Stored records
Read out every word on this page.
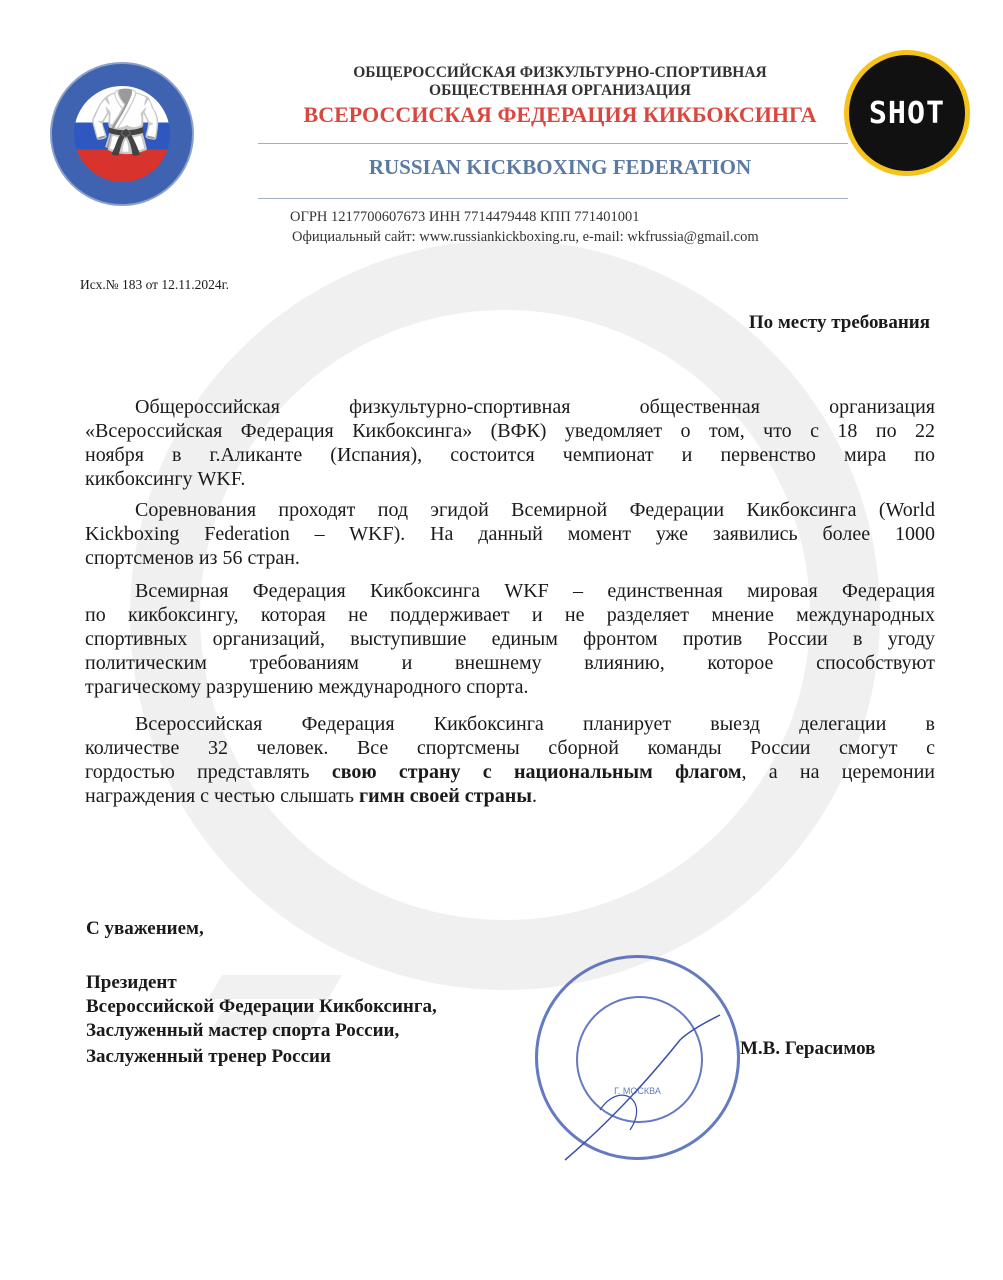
🥋
ОБЩЕРОССИЙСКАЯ ФИЗКУЛЬТУРНО-СПОРТИВНАЯ
ОБЩЕСТВЕННАЯ ОРГАНИЗАЦИЯ
ВСЕРОССИСКАЯ ФЕДЕРАЦИЯ КИКБОКСИНГА
RUSSIAN KICKBOXING FEDERATION
ОГРН 1217700607673 ИНН 7714479448 КПП 771401001
Официальный сайт: www.russiankickboxing.ru, e-mail: wkfrussia@gmail.com
SHOT
Исх.№ 183 от 12.11.2024г.
По месту требования
Общероссийская физкультурно-спортивная общественная организация
«Всероссийская Федерация Кикбоксинга» (ВФК) уведомляет о том, что с 18 по 22
ноября в г.Аликанте (Испания), состоится чемпионат и первенство мира по
кикбоксингу WKF.
Соревнования проходят под эгидой Всемирной Федерации Кикбоксинга (World
Kickboxing Federation – WKF). На данный момент уже заявились более 1000
спортсменов из 56 стран.
Всемирная Федерация Кикбоксинга WKF – единственная мировая Федерация
по кикбоксингу, которая не поддерживает и не разделяет мнение международных
спортивных организаций, выступившие единым фронтом против России в угоду
политическим требованиям и внешнему влиянию, которое способствуют
трагическому разрушению международного спорта.
Всероссийская Федерация Кикбоксинга планирует выезд делегации в
количестве 32 человек. Все спортсмены сборной команды России смогут с
гордостью представлять свою страну с национальным флагом, а на церемонии
награждения с честью слышать гимн своей страны.
С уважением,
Президент
Всероссийской Федерации Кикбоксинга,
Заслуженный мастер спорта России,
Заслуженный тренер России
Г. МОСКВА
М.В. Герасимов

Task details. Copy every record above exactly, leaving out the pictures.

Exercise output.
Read out every word on this page.
🥋
ОБЩЕРОССИЙСКАЯ ФИЗКУЛЬТУРНО-СПОРТИВНАЯ
ОБЩЕСТВЕННАЯ ОРГАНИЗАЦИЯ
ВСЕРОССИСКАЯ ФЕДЕРАЦИЯ КИКБОКСИНГА
RUSSIAN KICKBOXING FEDERATION
ОГРН 1217700607673 ИНН 7714479448 КПП 771401001
Официальный сайт: www.russiankickboxing.ru, e-mail: wkfrussia@gmail.com
SHOT
Исх.№ 183 от 12.11.2024г.
По месту требования
Общероссийская физкультурно-спортивная общественная организация
«Всероссийская Федерация Кикбоксинга» (ВФК) уведомляет о том, что с 18 по 22
ноября в г.Аликанте (Испания), состоится чемпионат и первенство мира по
кикбоксингу WKF.
Соревнования проходят под эгидой Всемирной Федерации Кикбоксинга (World
Kickboxing Federation – WKF). На данный момент уже заявились более 1000
спортсменов из 56 стран.
Всемирная Федерация Кикбоксинга WKF – единственная мировая Федерация
по кикбоксингу, которая не поддерживает и не разделяет мнение международных
спортивных организаций, выступившие единым фронтом против России в угоду
политическим требованиям и внешнему влиянию, которое способствуют
трагическому разрушению международного спорта.
Всероссийская Федерация Кикбоксинга планирует выезд делегации в
количестве 32 человек. Все спортсмены сборной команды России смогут с
гордостью представлять свою страну с национальным флагом, а на церемонии
награждения с честью слышать гимн своей страны.
С уважением,
Президент
Всероссийской Федерации Кикбоксинга,
Заслуженный мастер спорта России,
Заслуженный тренер России
Г. МОСКВА
М.В. Герасимов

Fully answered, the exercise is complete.